> **Exercise**:
Repeat the records verbatim and leave the pictures out of your copy.

> **Data supplied**:

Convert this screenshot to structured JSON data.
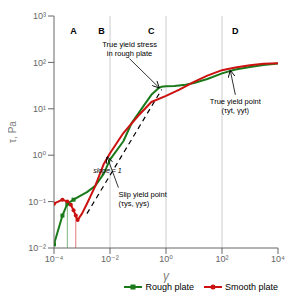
{
  "chart_data": {
    "type": "line",
    "log": true,
    "grid": false,
    "legend": "lower right",
    "xlabel": "γ",
    "ylabel": "τ, Pa",
    "xlim": [
      0.0001,
      10000
    ],
    "ylim": [
      0.01,
      1000
    ],
    "xticks": [
      {
        "value": 0.0001,
        "label": "10⁻⁴"
      },
      {
        "value": 0.01,
        "label": "10⁻²"
      },
      {
        "value": 1,
        "label": "10⁰"
      },
      {
        "value": 100,
        "label": "10²"
      },
      {
        "value": 10000,
        "label": "10⁴"
      }
    ],
    "yticks": [
      {
        "value": 0.01,
        "label": "10⁻²"
      },
      {
        "value": 0.1,
        "label": "10⁻¹"
      },
      {
        "value": 1,
        "label": "10⁰"
      },
      {
        "value": 10,
        "label": "10¹"
      },
      {
        "value": 100,
        "label": "10²"
      },
      {
        "value": 1000,
        "label": "10³"
      }
    ],
    "series": [
      {
        "name": "Rough plate",
        "color": "#1a7a1a",
        "marker": "square",
        "x": [
          0.0001,
          0.0002,
          0.0003,
          0.0005,
          0.0008,
          0.0015,
          0.003,
          0.006,
          0.01,
          0.03,
          0.06,
          0.15,
          0.3,
          0.55,
          0.7,
          1,
          2,
          5,
          10,
          30,
          100,
          300,
          1000,
          3000,
          10000
        ],
        "values": [
          0.012,
          0.05,
          0.09,
          0.11,
          0.13,
          0.16,
          0.22,
          0.4,
          0.8,
          2,
          5,
          11,
          20,
          28,
          30,
          30.5,
          31,
          33,
          36,
          44,
          58,
          70,
          80,
          88,
          95
        ],
        "points": {
          "x": [
            0.0001,
            0.0002,
            0.0003,
            0.0005
          ],
          "values": [
            0.012,
            0.05,
            0.09,
            0.11
          ]
        },
        "drop_line": {
          "x": [
            0.0003,
            0.0003
          ],
          "values": [
            0.01,
            0.1
          ]
        }
      },
      {
        "name": "Smooth plate",
        "color": "#cc1111",
        "marker": "circle",
        "x": [
          0.0001,
          0.0002,
          0.0003,
          0.0004,
          0.0005,
          0.0006,
          0.0007,
          0.001,
          0.0015,
          0.002,
          0.003,
          0.006,
          0.01,
          0.03,
          0.1,
          0.3,
          1,
          3,
          10,
          30,
          100,
          300,
          1000,
          3000,
          10000
        ],
        "values": [
          0.09,
          0.11,
          0.1,
          0.085,
          0.065,
          0.05,
          0.04,
          0.055,
          0.09,
          0.13,
          0.22,
          0.65,
          1.1,
          3,
          7,
          14,
          19,
          26,
          38,
          52,
          68,
          78,
          87,
          93,
          96
        ],
        "points": {
          "x": [
            0.0001,
            0.0002,
            0.0003,
            0.0004,
            0.0005,
            0.0006,
            0.0007
          ],
          "values": [
            0.09,
            0.11,
            0.1,
            0.085,
            0.065,
            0.05,
            0.04
          ]
        },
        "drop_line": {
          "x": [
            0.0006,
            0.0006
          ],
          "values": [
            0.01,
            0.05
          ]
        }
      }
    ],
    "slope_line": {
      "x": [
        0.0015,
        0.7
      ],
      "values": [
        0.055,
        26
      ],
      "line_style": "dashed",
      "color": "#000000"
    },
    "vlines": [
      0.01,
      1,
      100
    ],
    "region_labels": [
      {
        "text": "A",
        "x": 0.0005,
        "y": 650
      },
      {
        "text": "B",
        "x": 0.005,
        "y": 650
      },
      {
        "text": "C",
        "x": 0.3,
        "y": 650
      },
      {
        "text": "D",
        "x": 300,
        "y": 650
      }
    ],
    "annotations": [
      {
        "text": "slope = 1",
        "x": 0.0025,
        "y": 0.35
      },
      {
        "text": "True yield stress\nin rough plate",
        "x": 0.05,
        "y": 120,
        "arrow_to": [
          0.55,
          29
        ]
      },
      {
        "text": "Slip yield point\n(τys, γys)",
        "x": 0.02,
        "y": 0.2,
        "arrow_to": [
          0.008,
          0.9
        ]
      },
      {
        "text": "True yield point\n(τyt, γyt)",
        "x": 300,
        "y": 20,
        "arrow_to": [
          200,
          65
        ]
      }
    ]
  }
}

> **Written solution**:
Convert this screenshot to structured JSON data.
{
  "chart_data": {
    "type": "line",
    "log": true,
    "grid": false,
    "legend": "lower right",
    "xlabel": "γ",
    "ylabel": "τ, Pa",
    "xlim": [
      0.0001,
      10000
    ],
    "ylim": [
      0.01,
      1000
    ],
    "xticks": [
      {
        "value": 0.0001,
        "label": "10⁻⁴"
      },
      {
        "value": 0.01,
        "label": "10⁻²"
      },
      {
        "value": 1,
        "label": "10⁰"
      },
      {
        "value": 100,
        "label": "10²"
      },
      {
        "value": 10000,
        "label": "10⁴"
      }
    ],
    "yticks": [
      {
        "value": 0.01,
        "label": "10⁻²"
      },
      {
        "value": 0.1,
        "label": "10⁻¹"
      },
      {
        "value": 1,
        "label": "10⁰"
      },
      {
        "value": 10,
        "label": "10¹"
      },
      {
        "value": 100,
        "label": "10²"
      },
      {
        "value": 1000,
        "label": "10³"
      }
    ],
    "series": [
      {
        "name": "Rough plate",
        "color": "#1a7a1a",
        "marker": "square",
        "x": [
          0.0001,
          0.0002,
          0.0003,
          0.0005,
          0.0008,
          0.0015,
          0.003,
          0.006,
          0.01,
          0.03,
          0.06,
          0.15,
          0.3,
          0.55,
          0.7,
          1,
          2,
          5,
          10,
          30,
          100,
          300,
          1000,
          3000,
          10000
        ],
        "values": [
          0.012,
          0.05,
          0.09,
          0.11,
          0.13,
          0.16,
          0.22,
          0.4,
          0.8,
          2,
          5,
          11,
          20,
          28,
          30,
          30.5,
          31,
          33,
          36,
          44,
          58,
          70,
          80,
          88,
          95
        ],
        "points": {
          "x": [
            0.0001,
            0.0002,
            0.0003,
            0.0005
          ],
          "values": [
            0.012,
            0.05,
            0.09,
            0.11
          ]
        },
        "drop_line": {
          "x": [
            0.0003,
            0.0003
          ],
          "values": [
            0.01,
            0.1
          ]
        }
      },
      {
        "name": "Smooth plate",
        "color": "#cc1111",
        "marker": "circle",
        "x": [
          0.0001,
          0.0002,
          0.0003,
          0.0004,
          0.0005,
          0.0006,
          0.0007,
          0.001,
          0.0015,
          0.002,
          0.003,
          0.006,
          0.01,
          0.03,
          0.1,
          0.3,
          1,
          3,
          10,
          30,
          100,
          300,
          1000,
          3000,
          10000
        ],
        "values": [
          0.09,
          0.11,
          0.1,
          0.085,
          0.065,
          0.05,
          0.04,
          0.055,
          0.09,
          0.13,
          0.22,
          0.65,
          1.1,
          3,
          7,
          14,
          19,
          26,
          38,
          52,
          68,
          78,
          87,
          93,
          96
        ],
        "points": {
          "x": [
            0.0001,
            0.0002,
            0.0003,
            0.0004,
            0.0005,
            0.0006,
            0.0007
          ],
          "values": [
            0.09,
            0.11,
            0.1,
            0.085,
            0.065,
            0.05,
            0.04
          ]
        },
        "drop_line": {
          "x": [
            0.0006,
            0.0006
          ],
          "values": [
            0.01,
            0.05
          ]
        }
      }
    ],
    "slope_line": {
      "x": [
        0.0015,
        0.7
      ],
      "values": [
        0.055,
        26
      ],
      "line_style": "dashed",
      "color": "#000000"
    },
    "vlines": [
      0.01,
      1,
      100
    ],
    "region_labels": [
      {
        "text": "A",
        "x": 0.0005,
        "y": 650
      },
      {
        "text": "B",
        "x": 0.005,
        "y": 650
      },
      {
        "text": "C",
        "x": 0.3,
        "y": 650
      },
      {
        "text": "D",
        "x": 300,
        "y": 650
      }
    ],
    "annotations": [
      {
        "text": "slope = 1",
        "x": 0.0025,
        "y": 0.35
      },
      {
        "text": "True yield stress\nin rough plate",
        "x": 0.05,
        "y": 120,
        "arrow_to": [
          0.55,
          29
        ]
      },
      {
        "text": "Slip yield point\n(τys, γys)",
        "x": 0.02,
        "y": 0.2,
        "arrow_to": [
          0.008,
          0.9
        ]
      },
      {
        "text": "True yield point\n(τyt, γyt)",
        "x": 300,
        "y": 20,
        "arrow_to": [
          200,
          65
        ]
      }
    ]
  }
}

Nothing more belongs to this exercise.